*Task description:* Write out the material exactly, without any of its pictures.

*Data for the task:*
####

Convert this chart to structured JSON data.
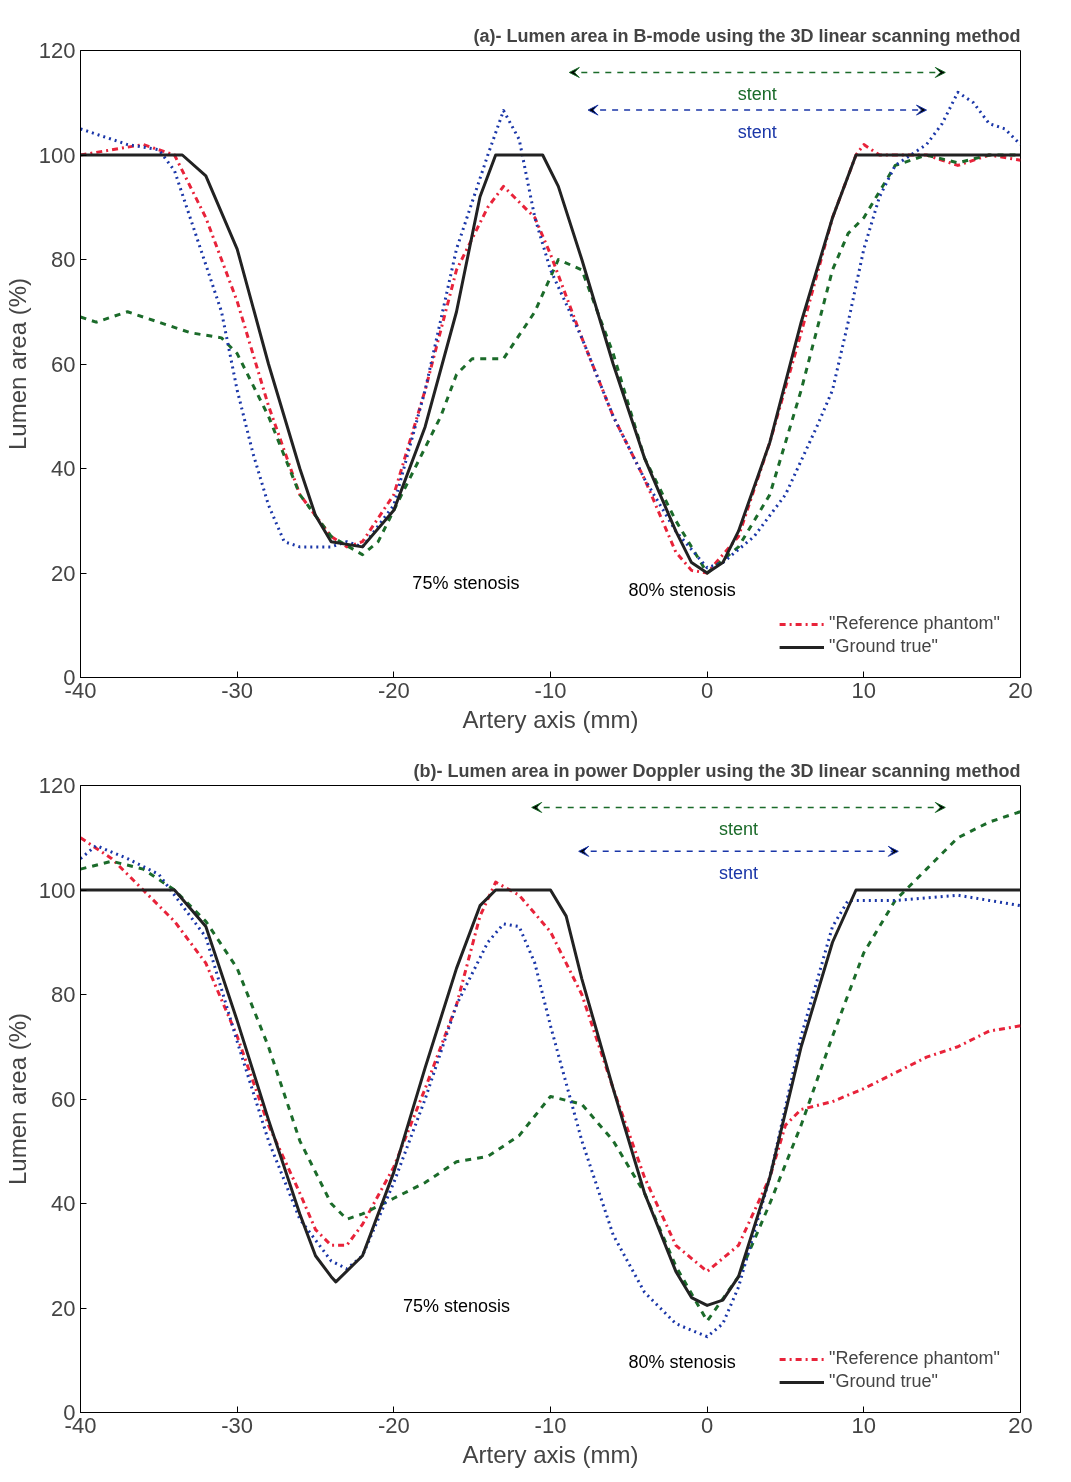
{
  "chart_data": [
    {
      "type": "line",
      "title": "(a)- Lumen area in B-mode using the 3D linear scanning method",
      "xlabel": "Artery axis (mm)",
      "ylabel": "Lumen area (%)",
      "xlim": [
        -40,
        20
      ],
      "ylim": [
        0,
        120
      ],
      "xticks": [
        -40,
        -30,
        -20,
        -10,
        0,
        10,
        20
      ],
      "yticks": [
        0,
        20,
        40,
        60,
        80,
        100,
        120
      ],
      "grid": false,
      "legend": "bottom right",
      "marker": "none",
      "annotations": [
        "stent",
        "stent",
        "75% stenosis",
        "80% stenosis"
      ],
      "series": [
        {
          "name": "\"Reference phantom\"",
          "color": "#e8233a",
          "line_style": "dashdot",
          "x": [
            -40,
            -36,
            -34,
            -32,
            -30,
            -28,
            -26,
            -24,
            -23,
            -22,
            -20,
            -18,
            -16,
            -14,
            -13,
            -11,
            -10,
            -8,
            -6,
            -4,
            -2,
            -1,
            0,
            2,
            4,
            6,
            8,
            9.5,
            10,
            11,
            14,
            16,
            18,
            20
          ],
          "values": [
            100,
            102,
            100,
            88,
            72,
            52,
            35,
            27,
            25,
            26,
            35,
            55,
            78,
            90,
            94,
            88,
            81,
            65,
            50,
            38,
            24,
            20.5,
            20,
            27,
            45,
            66,
            88,
            100,
            102,
            100,
            100,
            98,
            100,
            99
          ]
        },
        {
          "color": "#1b6b2a",
          "line_style": "dashed",
          "x": [
            -40,
            -39,
            -37,
            -35,
            -33,
            -31,
            -30,
            -28,
            -26,
            -24,
            -22,
            -21,
            -19,
            -17,
            -16,
            -15,
            -13,
            -11,
            -9.5,
            -8,
            -6,
            -4,
            -2,
            0,
            2,
            4,
            6,
            8,
            9,
            10,
            12,
            14,
            16,
            18,
            20
          ],
          "values": [
            69,
            68,
            70,
            68,
            66,
            65,
            62,
            50,
            35,
            27,
            23.5,
            26,
            38,
            50,
            58,
            61,
            61,
            70,
            80,
            78,
            62,
            42,
            30,
            20,
            25,
            35,
            55,
            78,
            85,
            88,
            98,
            100,
            98.5,
            100,
            100
          ]
        },
        {
          "color": "#1a36a8",
          "line_style": "dotted",
          "x": [
            -40,
            -37,
            -35,
            -34,
            -33,
            -31,
            -30,
            -29,
            -28,
            -27,
            -26,
            -24,
            -23,
            -22,
            -20,
            -18,
            -16,
            -14,
            -13,
            -12,
            -11,
            -10,
            -8,
            -6,
            -4,
            -2,
            0,
            1,
            3,
            5,
            7,
            8,
            9,
            10,
            11,
            12,
            14,
            15,
            16,
            17,
            18,
            19,
            20
          ],
          "values": [
            105,
            102,
            101,
            97,
            88,
            70,
            55,
            43,
            33,
            26,
            25,
            25,
            26,
            25,
            33,
            55,
            82,
            100,
            108.5,
            103,
            88,
            78,
            65,
            50,
            38,
            28,
            21,
            22,
            27,
            35,
            48,
            55,
            68,
            82,
            92,
            98,
            102,
            106,
            112,
            110,
            106,
            105,
            102
          ]
        },
        {
          "name": "\"Ground true\"",
          "color": "#222222",
          "line_style": "solid",
          "x": [
            -40,
            -33.5,
            -32,
            -30,
            -28,
            -26,
            -25,
            -24,
            -22,
            -20,
            -18,
            -16,
            -14.5,
            -13.5,
            -10.5,
            -9.5,
            -8,
            -6,
            -4,
            -2,
            -1,
            0,
            1,
            2,
            4,
            6,
            8,
            9.5,
            20
          ],
          "values": [
            100,
            100,
            96,
            82,
            60,
            40,
            31,
            26,
            25,
            32,
            48,
            70,
            92,
            100,
            100,
            94,
            80,
            60,
            42,
            28,
            22,
            20,
            22,
            28,
            45,
            68,
            88,
            100,
            100
          ]
        }
      ]
    },
    {
      "type": "line",
      "title": "(b)- Lumen area in power Doppler using the 3D linear scanning method",
      "xlabel": "Artery axis (mm)",
      "ylabel": "Lumen area (%)",
      "xlim": [
        -40,
        20
      ],
      "ylim": [
        0,
        120
      ],
      "xticks": [
        -40,
        -30,
        -20,
        -10,
        0,
        10,
        20
      ],
      "yticks": [
        0,
        20,
        40,
        60,
        80,
        100,
        120
      ],
      "grid": false,
      "legend": "bottom right",
      "marker": "none",
      "annotations": [
        "stent",
        "stent",
        "75% stenosis",
        "80% stenosis"
      ],
      "series": [
        {
          "name": "\"Reference phantom\"",
          "color": "#e8233a",
          "line_style": "dashdot",
          "x": [
            -40,
            -38,
            -36,
            -34,
            -32,
            -30,
            -28,
            -26,
            -25,
            -24,
            -23,
            -22,
            -20,
            -18,
            -16,
            -14.5,
            -13.5,
            -12,
            -10,
            -8,
            -6,
            -4,
            -2,
            0,
            2,
            4,
            5,
            6,
            8,
            10,
            12,
            14,
            16,
            18,
            20
          ],
          "values": [
            110,
            106,
            100,
            94,
            86,
            72,
            55,
            42,
            35,
            32,
            32,
            36,
            47,
            62,
            78,
            95,
            101.5,
            99,
            92,
            80,
            62,
            45,
            32,
            27,
            32,
            45,
            55,
            58,
            59.5,
            62,
            65,
            68,
            70,
            73,
            74
          ]
        },
        {
          "color": "#1b6b2a",
          "line_style": "dashed",
          "x": [
            -40,
            -38,
            -36,
            -34,
            -32,
            -30,
            -28,
            -26,
            -24,
            -23,
            -22,
            -20,
            -18,
            -16,
            -14,
            -12,
            -10,
            -8,
            -6,
            -4,
            -2,
            0,
            2,
            4,
            6,
            8,
            10,
            12,
            14,
            16,
            18,
            20
          ],
          "values": [
            104,
            105.5,
            104,
            100,
            94,
            85,
            70,
            52,
            40,
            37,
            38,
            41,
            44,
            48,
            49,
            53,
            60.5,
            59,
            52,
            42,
            28,
            17.5,
            26,
            40,
            55,
            72,
            88,
            98,
            104,
            110,
            113,
            115
          ]
        },
        {
          "color": "#1a36a8",
          "line_style": "dotted",
          "x": [
            -40,
            -39,
            -37,
            -35,
            -34,
            -32,
            -30,
            -28,
            -26,
            -24,
            -23,
            -22,
            -20,
            -18,
            -16,
            -14,
            -13,
            -12,
            -11,
            -10,
            -8,
            -6,
            -4,
            -2,
            0,
            1,
            2,
            4,
            6,
            8,
            9,
            12,
            16,
            18,
            20
          ],
          "values": [
            106,
            108.5,
            106,
            103,
            99,
            91,
            71,
            52,
            37,
            29,
            27.5,
            30,
            44,
            60,
            78,
            90,
            93.5,
            93,
            86,
            74,
            52,
            34,
            23,
            17,
            14.5,
            17,
            24,
            45,
            72,
            93,
            98,
            98,
            99,
            98,
            97
          ]
        },
        {
          "name": "\"Ground true\"",
          "color": "#222222",
          "line_style": "solid",
          "x": [
            -40,
            -34,
            -32,
            -30,
            -28,
            -26,
            -25,
            -24,
            -23.7,
            -22,
            -20,
            -18,
            -16,
            -14.5,
            -13.5,
            -10,
            -9,
            -8,
            -6,
            -4,
            -2,
            -1,
            0,
            1,
            2,
            4,
            6,
            8,
            9.5,
            20
          ],
          "values": [
            100,
            100,
            93,
            75,
            56,
            38,
            30,
            26,
            25,
            30,
            46,
            66,
            85,
            97,
            100,
            100,
            95,
            83,
            62,
            42,
            27,
            22,
            20.5,
            21.5,
            26,
            45,
            70,
            90,
            100,
            100
          ]
        }
      ]
    }
  ]
}
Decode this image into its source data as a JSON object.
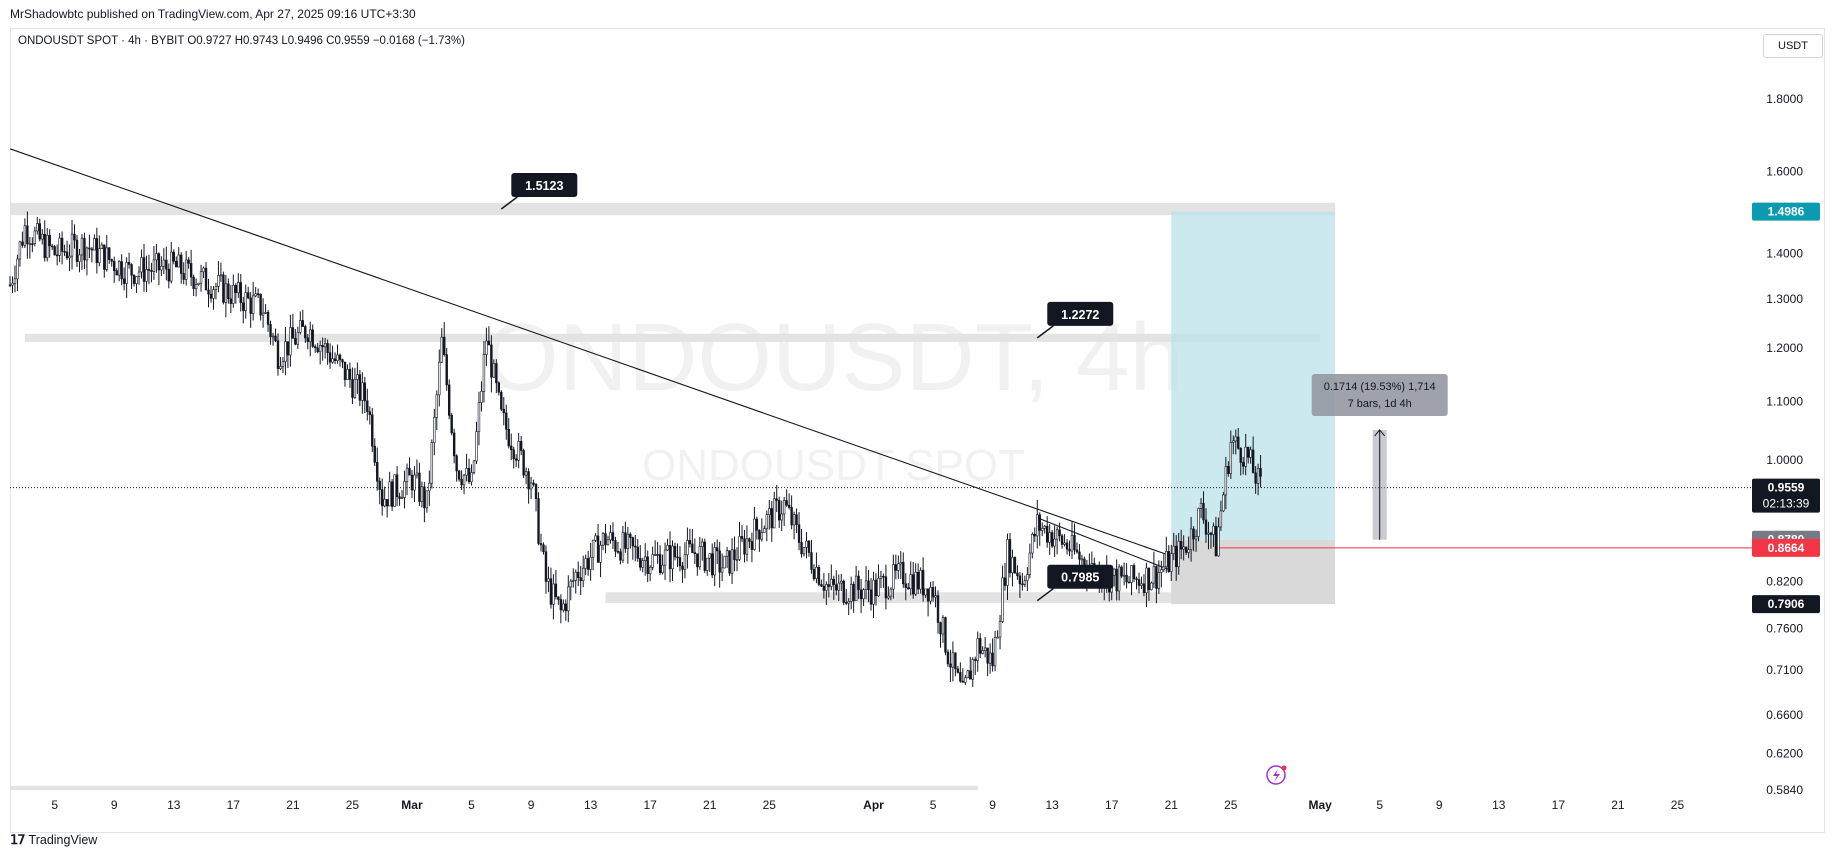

####

*Exercise response:*
Convert this chart to structured JSON data.
{
  "chart_data": [
    {
      "type": "line",
      "title": "(a)- Lumen area in B-mode using the 3D linear scanning method",
      "xlabel": "Artery axis (mm)",
      "ylabel": "Lumen area (%)",
      "xlim": [
        -40,
        20
      ],
      "ylim": [
        0,
        120
      ],
      "xticks": [
        -40,
        -30,
        -20,
        -10,
        0,
        10,
        20
      ],
      "yticks": [
        0,
        20,
        40,
        60,
        80,
        100,
        120
      ],
      "grid": false,
      "legend": "bottom right",
      "marker": "none",
      "annotations": [
        "stent",
        "stent",
        "75% stenosis",
        "80% stenosis"
      ],
      "series": [
        {
          "name": "\"Reference phantom\"",
          "color": "#e8233a",
          "line_style": "dashdot",
          "x": [
            -40,
            -36,
            -34,
            -32,
            -30,
            -28,
            -26,
            -24,
            -23,
            -22,
            -20,
            -18,
            -16,
            -14,
            -13,
            -11,
            -10,
            -8,
            -6,
            -4,
            -2,
            -1,
            0,
            2,
            4,
            6,
            8,
            9.5,
            10,
            11,
            14,
            16,
            18,
            20
          ],
          "values": [
            100,
            102,
            100,
            88,
            72,
            52,
            35,
            27,
            25,
            26,
            35,
            55,
            78,
            90,
            94,
            88,
            81,
            65,
            50,
            38,
            24,
            20.5,
            20,
            27,
            45,
            66,
            88,
            100,
            102,
            100,
            100,
            98,
            100,
            99
          ]
        },
        {
          "color": "#1b6b2a",
          "line_style": "dashed",
          "x": [
            -40,
            -39,
            -37,
            -35,
            -33,
            -31,
            -30,
            -28,
            -26,
            -24,
            -22,
            -21,
            -19,
            -17,
            -16,
            -15,
            -13,
            -11,
            -9.5,
            -8,
            -6,
            -4,
            -2,
            0,
            2,
            4,
            6,
            8,
            9,
            10,
            12,
            14,
            16,
            18,
            20
          ],
          "values": [
            69,
            68,
            70,
            68,
            66,
            65,
            62,
            50,
            35,
            27,
            23.5,
            26,
            38,
            50,
            58,
            61,
            61,
            70,
            80,
            78,
            62,
            42,
            30,
            20,
            25,
            35,
            55,
            78,
            85,
            88,
            98,
            100,
            98.5,
            100,
            100
          ]
        },
        {
          "color": "#1a36a8",
          "line_style": "dotted",
          "x": [
            -40,
            -37,
            -35,
            -34,
            -33,
            -31,
            -30,
            -29,
            -28,
            -27,
            -26,
            -24,
            -23,
            -22,
            -20,
            -18,
            -16,
            -14,
            -13,
            -12,
            -11,
            -10,
            -8,
            -6,
            -4,
            -2,
            0,
            1,
            3,
            5,
            7,
            8,
            9,
            10,
            11,
            12,
            14,
            15,
            16,
            17,
            18,
            19,
            20
          ],
          "values": [
            105,
            102,
            101,
            97,
            88,
            70,
            55,
            43,
            33,
            26,
            25,
            25,
            26,
            25,
            33,
            55,
            82,
            100,
            108.5,
            103,
            88,
            78,
            65,
            50,
            38,
            28,
            21,
            22,
            27,
            35,
            48,
            55,
            68,
            82,
            92,
            98,
            102,
            106,
            112,
            110,
            106,
            105,
            102
          ]
        },
        {
          "name": "\"Ground true\"",
          "color": "#222222",
          "line_style": "solid",
          "x": [
            -40,
            -33.5,
            -32,
            -30,
            -28,
            -26,
            -25,
            -24,
            -22,
            -20,
            -18,
            -16,
            -14.5,
            -13.5,
            -10.5,
            -9.5,
            -8,
            -6,
            -4,
            -2,
            -1,
            0,
            1,
            2,
            4,
            6,
            8,
            9.5,
            20
          ],
          "values": [
            100,
            100,
            96,
            82,
            60,
            40,
            31,
            26,
            25,
            32,
            48,
            70,
            92,
            100,
            100,
            94,
            80,
            60,
            42,
            28,
            22,
            20,
            22,
            28,
            45,
            68,
            88,
            100,
            100
          ]
        }
      ]
    },
    {
      "type": "line",
      "title": "(b)- Lumen area in power Doppler using the 3D linear scanning method",
      "xlabel": "Artery axis (mm)",
      "ylabel": "Lumen area (%)",
      "xlim": [
        -40,
        20
      ],
      "ylim": [
        0,
        120
      ],
      "xticks": [
        -40,
        -30,
        -20,
        -10,
        0,
        10,
        20
      ],
      "yticks": [
        0,
        20,
        40,
        60,
        80,
        100,
        120
      ],
      "grid": false,
      "legend": "bottom right",
      "marker": "none",
      "annotations": [
        "stent",
        "stent",
        "75% stenosis",
        "80% stenosis"
      ],
      "series": [
        {
          "name": "\"Reference phantom\"",
          "color": "#e8233a",
          "line_style": "dashdot",
          "x": [
            -40,
            -38,
            -36,
            -34,
            -32,
            -30,
            -28,
            -26,
            -25,
            -24,
            -23,
            -22,
            -20,
            -18,
            -16,
            -14.5,
            -13.5,
            -12,
            -10,
            -8,
            -6,
            -4,
            -2,
            0,
            2,
            4,
            5,
            6,
            8,
            10,
            12,
            14,
            16,
            18,
            20
          ],
          "values": [
            110,
            106,
            100,
            94,
            86,
            72,
            55,
            42,
            35,
            32,
            32,
            36,
            47,
            62,
            78,
            95,
            101.5,
            99,
            92,
            80,
            62,
            45,
            32,
            27,
            32,
            45,
            55,
            58,
            59.5,
            62,
            65,
            68,
            70,
            73,
            74
          ]
        },
        {
          "color": "#1b6b2a",
          "line_style": "dashed",
          "x": [
            -40,
            -38,
            -36,
            -34,
            -32,
            -30,
            -28,
            -26,
            -24,
            -23,
            -22,
            -20,
            -18,
            -16,
            -14,
            -12,
            -10,
            -8,
            -6,
            -4,
            -2,
            0,
            2,
            4,
            6,
            8,
            10,
            12,
            14,
            16,
            18,
            20
          ],
          "values": [
            104,
            105.5,
            104,
            100,
            94,
            85,
            70,
            52,
            40,
            37,
            38,
            41,
            44,
            48,
            49,
            53,
            60.5,
            59,
            52,
            42,
            28,
            17.5,
            26,
            40,
            55,
            72,
            88,
            98,
            104,
            110,
            113,
            115
          ]
        },
        {
          "color": "#1a36a8",
          "line_style": "dotted",
          "x": [
            -40,
            -39,
            -37,
            -35,
            -34,
            -32,
            -30,
            -28,
            -26,
            -24,
            -23,
            -22,
            -20,
            -18,
            -16,
            -14,
            -13,
            -12,
            -11,
            -10,
            -8,
            -6,
            -4,
            -2,
            0,
            1,
            2,
            4,
            6,
            8,
            9,
            12,
            16,
            18,
            20
          ],
          "values": [
            106,
            108.5,
            106,
            103,
            99,
            91,
            71,
            52,
            37,
            29,
            27.5,
            30,
            44,
            60,
            78,
            90,
            93.5,
            93,
            86,
            74,
            52,
            34,
            23,
            17,
            14.5,
            17,
            24,
            45,
            72,
            93,
            98,
            98,
            99,
            98,
            97
          ]
        },
        {
          "name": "\"Ground true\"",
          "color": "#222222",
          "line_style": "solid",
          "x": [
            -40,
            -34,
            -32,
            -30,
            -28,
            -26,
            -25,
            -24,
            -23.7,
            -22,
            -20,
            -18,
            -16,
            -14.5,
            -13.5,
            -10,
            -9,
            -8,
            -6,
            -4,
            -2,
            -1,
            0,
            1,
            2,
            4,
            6,
            8,
            9.5,
            20
          ],
          "values": [
            100,
            100,
            93,
            75,
            56,
            38,
            30,
            26,
            25,
            30,
            46,
            66,
            85,
            97,
            100,
            100,
            95,
            83,
            62,
            42,
            27,
            22,
            20.5,
            21.5,
            26,
            45,
            70,
            90,
            100,
            100
          ]
        }
      ]
    }
  ]
}
Decode this image into its source data as a JSON object.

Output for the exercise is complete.